◆ What you need to do
Every line of the material is to be quoted verbatim, minus the pictures.
=== Raw data ===
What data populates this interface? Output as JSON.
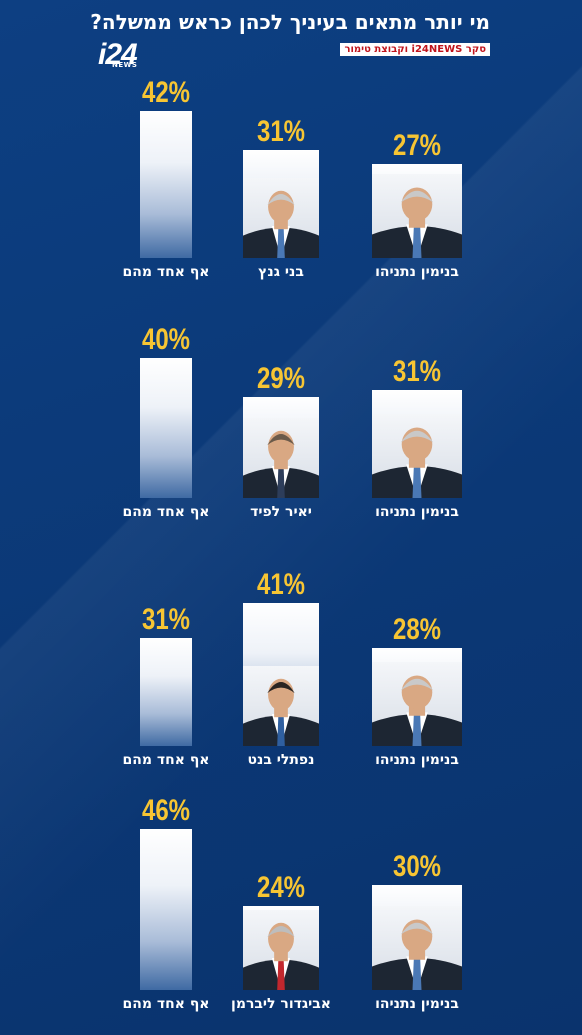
{
  "header": {
    "title": "מי יותר מתאים בעיניך לכהן כראש ממשלה?",
    "logo": "i24",
    "logo_sub": "NEWS",
    "source": "סקר i24NEWS וקבוצת טימור"
  },
  "chart_data": [
    {
      "type": "bar",
      "categories": [
        "בנימין נתניהו",
        "בני גנץ",
        "אף אחד מהם"
      ],
      "values": [
        27,
        31,
        42
      ],
      "labels": [
        "27%",
        "31%",
        "42%"
      ]
    },
    {
      "type": "bar",
      "categories": [
        "בנימין נתניהו",
        "יאיר לפיד",
        "אף אחד מהם"
      ],
      "values": [
        31,
        29,
        40
      ],
      "labels": [
        "31%",
        "29%",
        "40%"
      ]
    },
    {
      "type": "bar",
      "categories": [
        "בנימין נתניהו",
        "נפתלי בנט",
        "אף אחד מהם"
      ],
      "values": [
        28,
        41,
        31
      ],
      "labels": [
        "28%",
        "41%",
        "31%"
      ]
    },
    {
      "type": "bar",
      "categories": [
        "בנימין נתניהו",
        "אביגדור ליברמן",
        "אף אחד מהם"
      ],
      "values": [
        30,
        24,
        46
      ],
      "labels": [
        "30%",
        "24%",
        "46%"
      ]
    }
  ],
  "colors": {
    "background": "#0b3a78",
    "percent": "#f7c533",
    "label": "#ffffff",
    "source_text": "#c0141c"
  }
}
===
◆ Answer in full
What data populates this interface? Output as JSON.
{
  "header": {
    "title": "מי יותר מתאים בעיניך לכהן כראש ממשלה?",
    "logo": "i24",
    "logo_sub": "NEWS",
    "source": "סקר i24NEWS וקבוצת טימור"
  },
  "chart_data": [
    {
      "type": "bar",
      "categories": [
        "בנימין נתניהו",
        "בני גנץ",
        "אף אחד מהם"
      ],
      "values": [
        27,
        31,
        42
      ],
      "labels": [
        "27%",
        "31%",
        "42%"
      ]
    },
    {
      "type": "bar",
      "categories": [
        "בנימין נתניהו",
        "יאיר לפיד",
        "אף אחד מהם"
      ],
      "values": [
        31,
        29,
        40
      ],
      "labels": [
        "31%",
        "29%",
        "40%"
      ]
    },
    {
      "type": "bar",
      "categories": [
        "בנימין נתניהו",
        "נפתלי בנט",
        "אף אחד מהם"
      ],
      "values": [
        28,
        41,
        31
      ],
      "labels": [
        "28%",
        "41%",
        "31%"
      ]
    },
    {
      "type": "bar",
      "categories": [
        "בנימין נתניהו",
        "אביגדור ליברמן",
        "אף אחד מהם"
      ],
      "values": [
        30,
        24,
        46
      ],
      "labels": [
        "30%",
        "24%",
        "46%"
      ]
    }
  ],
  "colors": {
    "background": "#0b3a78",
    "percent": "#f7c533",
    "label": "#ffffff",
    "source_text": "#c0141c"
  }
}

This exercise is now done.